• YOUR OBJECTIVE:
Below are the records. Gather each line that holds "change".

[Records about charts and figures]
▼

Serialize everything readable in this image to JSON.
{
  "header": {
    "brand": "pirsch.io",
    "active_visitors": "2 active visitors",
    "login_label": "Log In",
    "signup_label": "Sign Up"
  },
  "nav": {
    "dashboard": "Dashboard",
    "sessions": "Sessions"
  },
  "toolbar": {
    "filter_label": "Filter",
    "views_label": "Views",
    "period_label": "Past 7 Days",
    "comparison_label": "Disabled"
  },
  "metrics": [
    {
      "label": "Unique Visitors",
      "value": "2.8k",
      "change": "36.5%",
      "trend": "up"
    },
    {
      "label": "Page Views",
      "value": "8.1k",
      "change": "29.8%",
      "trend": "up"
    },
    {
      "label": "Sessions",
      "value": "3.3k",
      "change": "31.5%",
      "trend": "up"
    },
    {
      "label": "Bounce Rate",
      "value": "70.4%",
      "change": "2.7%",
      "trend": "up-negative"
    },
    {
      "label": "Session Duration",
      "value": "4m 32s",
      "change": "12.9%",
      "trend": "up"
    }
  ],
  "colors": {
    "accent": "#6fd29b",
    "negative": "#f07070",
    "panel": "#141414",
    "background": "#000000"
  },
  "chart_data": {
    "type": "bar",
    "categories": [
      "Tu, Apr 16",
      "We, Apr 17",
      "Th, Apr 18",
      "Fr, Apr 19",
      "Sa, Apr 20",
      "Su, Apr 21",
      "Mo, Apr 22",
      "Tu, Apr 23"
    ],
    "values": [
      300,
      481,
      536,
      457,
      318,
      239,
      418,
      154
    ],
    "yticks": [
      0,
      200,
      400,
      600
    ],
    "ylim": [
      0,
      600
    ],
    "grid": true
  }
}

▲

• OUTPUT OF THE EXERCISE:
      "change": "36.5%",
      "change": "29.8%",
      "change": "31.5%",
      "change": "2.7%",
      "change": "12.9%",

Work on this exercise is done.